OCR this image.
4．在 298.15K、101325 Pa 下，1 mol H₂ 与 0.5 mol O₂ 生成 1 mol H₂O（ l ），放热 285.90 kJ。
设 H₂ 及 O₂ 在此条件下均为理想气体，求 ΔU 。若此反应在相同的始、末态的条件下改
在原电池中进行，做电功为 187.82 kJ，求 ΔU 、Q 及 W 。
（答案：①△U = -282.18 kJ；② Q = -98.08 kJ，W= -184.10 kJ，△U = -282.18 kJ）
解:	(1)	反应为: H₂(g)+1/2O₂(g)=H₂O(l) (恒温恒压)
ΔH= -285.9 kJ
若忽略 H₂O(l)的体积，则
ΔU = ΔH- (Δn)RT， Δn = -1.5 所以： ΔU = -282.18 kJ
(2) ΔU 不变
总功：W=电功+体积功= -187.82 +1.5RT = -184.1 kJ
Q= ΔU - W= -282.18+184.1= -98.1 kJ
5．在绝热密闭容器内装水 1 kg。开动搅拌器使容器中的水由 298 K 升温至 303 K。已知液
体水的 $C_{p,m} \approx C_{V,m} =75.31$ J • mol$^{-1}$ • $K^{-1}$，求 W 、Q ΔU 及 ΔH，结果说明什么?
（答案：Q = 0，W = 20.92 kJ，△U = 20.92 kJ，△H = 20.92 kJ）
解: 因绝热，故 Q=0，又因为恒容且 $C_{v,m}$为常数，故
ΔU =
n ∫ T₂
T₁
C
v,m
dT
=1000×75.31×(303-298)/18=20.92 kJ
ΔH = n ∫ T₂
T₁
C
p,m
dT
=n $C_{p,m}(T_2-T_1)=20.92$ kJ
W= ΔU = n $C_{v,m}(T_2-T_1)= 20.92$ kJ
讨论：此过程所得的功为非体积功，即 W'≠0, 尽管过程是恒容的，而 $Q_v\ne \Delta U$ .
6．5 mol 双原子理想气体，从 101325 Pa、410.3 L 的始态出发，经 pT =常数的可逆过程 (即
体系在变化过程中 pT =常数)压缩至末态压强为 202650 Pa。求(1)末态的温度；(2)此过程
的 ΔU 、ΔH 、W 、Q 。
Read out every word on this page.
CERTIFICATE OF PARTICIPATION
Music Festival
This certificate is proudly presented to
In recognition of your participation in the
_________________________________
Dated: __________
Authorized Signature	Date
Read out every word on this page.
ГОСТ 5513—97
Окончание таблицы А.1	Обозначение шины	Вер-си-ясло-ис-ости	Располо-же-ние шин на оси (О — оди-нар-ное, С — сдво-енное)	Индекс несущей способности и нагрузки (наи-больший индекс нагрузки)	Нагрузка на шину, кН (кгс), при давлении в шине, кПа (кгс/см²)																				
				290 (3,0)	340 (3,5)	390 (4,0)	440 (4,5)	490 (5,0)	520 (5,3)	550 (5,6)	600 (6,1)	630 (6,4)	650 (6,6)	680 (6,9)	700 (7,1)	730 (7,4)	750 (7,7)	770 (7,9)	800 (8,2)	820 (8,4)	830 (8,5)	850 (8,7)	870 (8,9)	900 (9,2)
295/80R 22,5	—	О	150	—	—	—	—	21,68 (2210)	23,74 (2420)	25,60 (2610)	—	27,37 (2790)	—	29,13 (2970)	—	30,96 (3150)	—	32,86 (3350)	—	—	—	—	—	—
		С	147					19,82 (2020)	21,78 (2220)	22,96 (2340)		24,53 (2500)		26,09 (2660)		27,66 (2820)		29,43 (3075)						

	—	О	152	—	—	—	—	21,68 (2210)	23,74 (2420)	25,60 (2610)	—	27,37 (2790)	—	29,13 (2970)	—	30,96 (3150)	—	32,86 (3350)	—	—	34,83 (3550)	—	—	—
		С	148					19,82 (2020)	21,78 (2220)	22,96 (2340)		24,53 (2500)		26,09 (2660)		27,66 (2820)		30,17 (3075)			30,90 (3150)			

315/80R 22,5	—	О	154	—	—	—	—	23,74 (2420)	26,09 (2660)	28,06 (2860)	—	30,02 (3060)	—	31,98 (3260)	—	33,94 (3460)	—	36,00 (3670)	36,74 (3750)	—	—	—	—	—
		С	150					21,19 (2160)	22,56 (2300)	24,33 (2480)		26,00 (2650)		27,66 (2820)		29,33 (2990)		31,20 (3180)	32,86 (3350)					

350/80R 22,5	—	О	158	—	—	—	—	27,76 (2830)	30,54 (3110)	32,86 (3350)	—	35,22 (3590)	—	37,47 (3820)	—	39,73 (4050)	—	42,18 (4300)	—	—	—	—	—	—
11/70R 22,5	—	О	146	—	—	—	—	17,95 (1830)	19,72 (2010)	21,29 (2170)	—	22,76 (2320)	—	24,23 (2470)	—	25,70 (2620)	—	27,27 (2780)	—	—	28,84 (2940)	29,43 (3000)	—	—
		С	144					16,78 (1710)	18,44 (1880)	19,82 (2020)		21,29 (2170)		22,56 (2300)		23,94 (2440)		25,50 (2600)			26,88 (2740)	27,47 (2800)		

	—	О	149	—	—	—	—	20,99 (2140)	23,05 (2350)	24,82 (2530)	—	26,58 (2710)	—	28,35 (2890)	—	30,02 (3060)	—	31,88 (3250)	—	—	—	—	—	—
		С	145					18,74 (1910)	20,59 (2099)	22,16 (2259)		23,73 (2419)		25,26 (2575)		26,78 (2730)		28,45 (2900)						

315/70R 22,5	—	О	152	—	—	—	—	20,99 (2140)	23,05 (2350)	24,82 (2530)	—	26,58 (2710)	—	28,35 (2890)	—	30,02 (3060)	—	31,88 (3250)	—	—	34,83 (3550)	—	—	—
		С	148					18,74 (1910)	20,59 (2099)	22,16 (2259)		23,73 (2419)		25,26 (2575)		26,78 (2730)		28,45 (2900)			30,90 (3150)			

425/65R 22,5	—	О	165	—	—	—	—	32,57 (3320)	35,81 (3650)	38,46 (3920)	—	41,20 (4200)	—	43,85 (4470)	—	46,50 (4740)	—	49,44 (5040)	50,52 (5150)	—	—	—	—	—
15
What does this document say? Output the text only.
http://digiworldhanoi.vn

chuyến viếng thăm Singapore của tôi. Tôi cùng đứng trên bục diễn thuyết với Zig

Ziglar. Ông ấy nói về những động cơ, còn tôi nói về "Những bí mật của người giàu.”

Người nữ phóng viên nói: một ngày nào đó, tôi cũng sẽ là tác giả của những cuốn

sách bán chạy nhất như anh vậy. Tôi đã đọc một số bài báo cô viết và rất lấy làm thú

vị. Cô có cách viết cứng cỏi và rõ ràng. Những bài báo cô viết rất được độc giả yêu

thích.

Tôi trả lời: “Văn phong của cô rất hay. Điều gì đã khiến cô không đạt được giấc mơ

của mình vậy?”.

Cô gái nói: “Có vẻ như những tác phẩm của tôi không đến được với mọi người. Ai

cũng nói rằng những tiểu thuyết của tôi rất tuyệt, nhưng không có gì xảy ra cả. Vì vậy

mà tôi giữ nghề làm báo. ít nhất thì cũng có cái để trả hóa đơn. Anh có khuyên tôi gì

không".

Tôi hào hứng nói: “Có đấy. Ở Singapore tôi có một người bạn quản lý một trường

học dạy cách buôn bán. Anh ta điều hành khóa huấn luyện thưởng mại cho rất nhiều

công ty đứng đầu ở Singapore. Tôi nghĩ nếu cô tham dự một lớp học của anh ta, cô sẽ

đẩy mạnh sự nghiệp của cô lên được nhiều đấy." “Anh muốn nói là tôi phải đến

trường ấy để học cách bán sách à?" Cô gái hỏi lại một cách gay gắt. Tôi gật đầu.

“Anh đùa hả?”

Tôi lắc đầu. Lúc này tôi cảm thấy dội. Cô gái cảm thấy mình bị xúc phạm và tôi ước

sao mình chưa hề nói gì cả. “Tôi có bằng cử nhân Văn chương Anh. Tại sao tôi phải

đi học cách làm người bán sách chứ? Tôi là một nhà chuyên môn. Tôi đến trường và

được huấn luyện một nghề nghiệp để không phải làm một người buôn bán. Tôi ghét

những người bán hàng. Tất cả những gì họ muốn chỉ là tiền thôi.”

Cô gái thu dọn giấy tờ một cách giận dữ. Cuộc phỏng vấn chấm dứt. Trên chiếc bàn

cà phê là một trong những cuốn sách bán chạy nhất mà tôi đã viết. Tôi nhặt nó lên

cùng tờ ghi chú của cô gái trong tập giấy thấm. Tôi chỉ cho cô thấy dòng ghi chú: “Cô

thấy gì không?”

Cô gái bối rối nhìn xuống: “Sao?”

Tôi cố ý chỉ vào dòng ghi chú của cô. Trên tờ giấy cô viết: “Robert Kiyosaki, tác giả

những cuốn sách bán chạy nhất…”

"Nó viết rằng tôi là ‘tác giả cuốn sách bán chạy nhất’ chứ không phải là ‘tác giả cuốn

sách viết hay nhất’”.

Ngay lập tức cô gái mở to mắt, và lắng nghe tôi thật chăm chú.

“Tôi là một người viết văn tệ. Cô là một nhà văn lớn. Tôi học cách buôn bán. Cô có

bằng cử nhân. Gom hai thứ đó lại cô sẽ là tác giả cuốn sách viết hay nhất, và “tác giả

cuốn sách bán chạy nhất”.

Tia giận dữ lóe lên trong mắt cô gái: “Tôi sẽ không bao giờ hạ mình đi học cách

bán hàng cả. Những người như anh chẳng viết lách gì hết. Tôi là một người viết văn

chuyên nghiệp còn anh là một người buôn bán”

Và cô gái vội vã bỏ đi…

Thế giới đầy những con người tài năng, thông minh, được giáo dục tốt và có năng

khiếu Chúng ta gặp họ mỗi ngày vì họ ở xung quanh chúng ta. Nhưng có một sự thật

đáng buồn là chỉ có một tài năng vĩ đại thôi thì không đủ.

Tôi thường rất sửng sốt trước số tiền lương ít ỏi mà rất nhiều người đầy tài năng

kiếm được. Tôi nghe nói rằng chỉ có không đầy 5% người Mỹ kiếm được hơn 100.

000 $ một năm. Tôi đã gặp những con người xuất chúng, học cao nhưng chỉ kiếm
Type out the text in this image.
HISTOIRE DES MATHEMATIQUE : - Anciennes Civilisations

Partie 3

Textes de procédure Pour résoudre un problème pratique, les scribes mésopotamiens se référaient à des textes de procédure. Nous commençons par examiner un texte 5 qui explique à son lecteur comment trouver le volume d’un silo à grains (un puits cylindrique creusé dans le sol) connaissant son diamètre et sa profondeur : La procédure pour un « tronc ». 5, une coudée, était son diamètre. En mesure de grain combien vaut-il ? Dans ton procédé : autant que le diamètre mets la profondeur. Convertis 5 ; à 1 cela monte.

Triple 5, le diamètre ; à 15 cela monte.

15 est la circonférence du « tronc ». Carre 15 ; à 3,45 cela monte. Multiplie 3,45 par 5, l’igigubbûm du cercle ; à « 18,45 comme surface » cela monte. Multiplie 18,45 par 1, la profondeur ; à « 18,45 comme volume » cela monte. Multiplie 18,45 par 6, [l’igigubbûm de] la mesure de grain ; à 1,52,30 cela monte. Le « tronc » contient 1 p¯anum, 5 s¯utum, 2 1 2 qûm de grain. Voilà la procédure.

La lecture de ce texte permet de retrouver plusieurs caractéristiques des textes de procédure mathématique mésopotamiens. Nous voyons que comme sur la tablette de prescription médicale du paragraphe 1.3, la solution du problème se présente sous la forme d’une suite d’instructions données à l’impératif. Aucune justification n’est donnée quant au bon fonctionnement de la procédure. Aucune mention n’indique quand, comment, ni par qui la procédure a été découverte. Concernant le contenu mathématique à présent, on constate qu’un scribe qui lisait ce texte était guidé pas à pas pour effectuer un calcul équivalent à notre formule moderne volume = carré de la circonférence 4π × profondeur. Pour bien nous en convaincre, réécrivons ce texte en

» Set task
Copy out every line in the entries above that holds "buôn".

» The completed task
học dạy cách buôn bán. Anh ta điều hành khóa huấn luyện thưởng mại cho rất nhiều
được huấn luyện một nghề nghiệp để không phải làm một người buôn bán. Tôi ghét
“Tôi là một người viết văn tệ. Cô là một nhà văn lớn. Tôi học cách buôn bán. Cô có
chuyên nghiệp còn anh là một người buôn bán”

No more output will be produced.